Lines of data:
= = = = =

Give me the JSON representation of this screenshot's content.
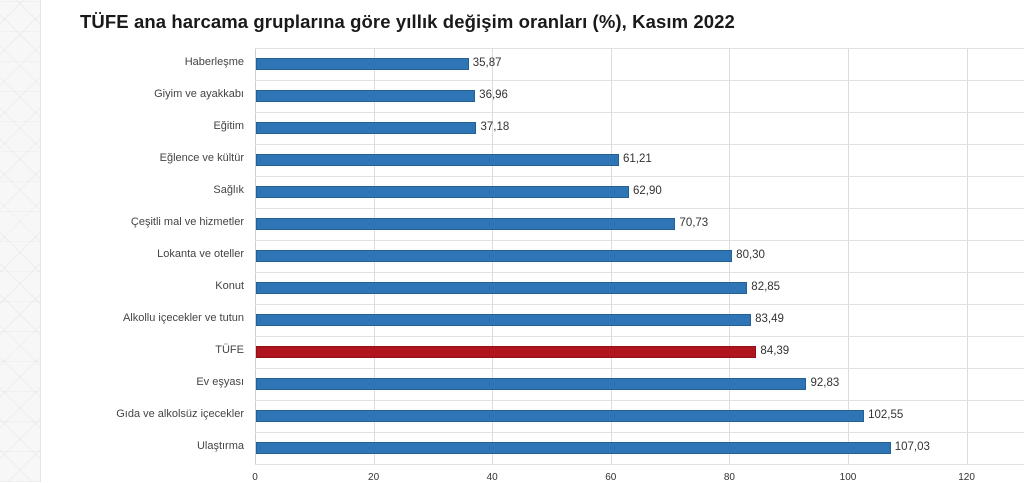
{
  "title": "TÜFE ana harcama gruplarına göre yıllık değişim oranları (%), Kasım 2022",
  "colors": {
    "bar": "#2e75b6",
    "highlight": "#b0141c",
    "grid": "#dcdcdc"
  },
  "chart_data": {
    "type": "bar",
    "orientation": "horizontal",
    "title": "TÜFE ana harcama gruplarına göre yıllık değişim oranları (%), Kasım 2022",
    "xlabel": "",
    "ylabel": "",
    "xlim": [
      0,
      120
    ],
    "grid": true,
    "legend": null,
    "categories": [
      "Haberleşme",
      "Giyim ve ayakkabı",
      "Eğitim",
      "Eğlence ve kültür",
      "Sağlık",
      "Çeşitli mal ve hizmetler",
      "Lokanta ve oteller",
      "Konut",
      "Alkollu içecekler ve tutun",
      "TÜFE",
      "Ev eşyası",
      "Gıda ve alkolsüz içecekler",
      "Ulaştırma"
    ],
    "values": [
      35.87,
      36.96,
      37.18,
      61.21,
      62.9,
      70.73,
      80.3,
      82.85,
      83.49,
      84.39,
      92.83,
      102.55,
      107.03
    ],
    "value_labels": [
      "35,87",
      "36,96",
      "37,18",
      "61,21",
      "62,90",
      "70,73",
      "80,30",
      "82,85",
      "83,49",
      "84,39",
      "92,83",
      "102,55",
      "107,03"
    ],
    "highlight_category": "TÜFE",
    "x_ticks": [
      0,
      20,
      40,
      60,
      80,
      100,
      120
    ]
  }
}
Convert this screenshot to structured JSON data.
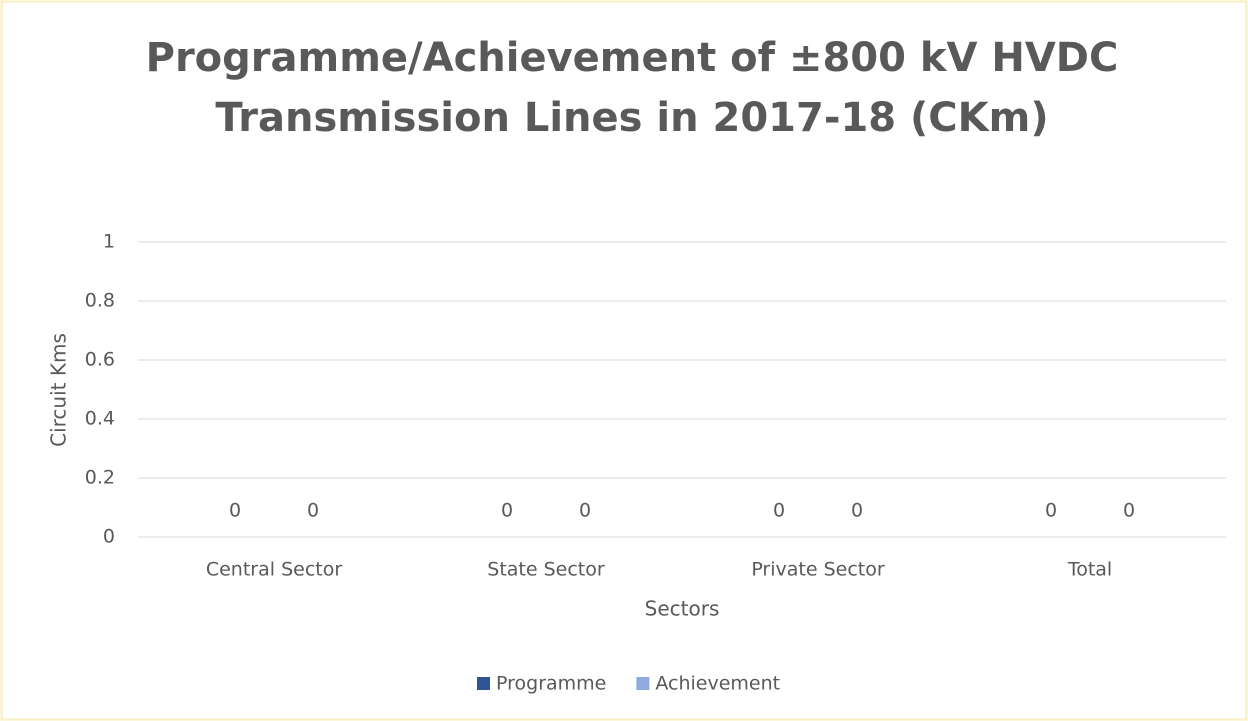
{
  "chart_data": {
    "type": "bar",
    "title": [
      "Programme/Achievement of ±800 kV HVDC",
      "Transmission Lines in 2017-18 (CKm)"
    ],
    "x_label": "Sectors",
    "y_label": "Circuit Kms",
    "categories": [
      "Central Sector",
      "State Sector",
      "Private Sector",
      "Total"
    ],
    "series": [
      {
        "name": "Programme",
        "color": "#2f5597",
        "values": [
          0,
          0,
          0,
          0
        ]
      },
      {
        "name": "Achievement",
        "color": "#8faadc",
        "values": [
          0,
          0,
          0,
          0
        ]
      }
    ],
    "ylim": [
      0,
      1
    ],
    "yticks": [
      0,
      0.2,
      0.4,
      0.6,
      0.8,
      1
    ],
    "grid": true,
    "legend": "bottom"
  }
}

= = = = =

→ EXERCISE PROMPT:
Produce an exact copy of the lines from the line containing "Convert this screenshot" through the last line of the records, with no pictures and no other text.

→ TASK RESPONSE:
Convert this screenshot to structured JSON data.
{
  "chart_data": {
    "type": "bar",
    "title": [
      "Programme/Achievement of ±800 kV HVDC",
      "Transmission Lines in 2017-18 (CKm)"
    ],
    "x_label": "Sectors",
    "y_label": "Circuit Kms",
    "categories": [
      "Central Sector",
      "State Sector",
      "Private Sector",
      "Total"
    ],
    "series": [
      {
        "name": "Programme",
        "color": "#2f5597",
        "values": [
          0,
          0,
          0,
          0
        ]
      },
      {
        "name": "Achievement",
        "color": "#8faadc",
        "values": [
          0,
          0,
          0,
          0
        ]
      }
    ],
    "ylim": [
      0,
      1
    ],
    "yticks": [
      0,
      0.2,
      0.4,
      0.6,
      0.8,
      1
    ],
    "grid": true,
    "legend": "bottom"
  }
}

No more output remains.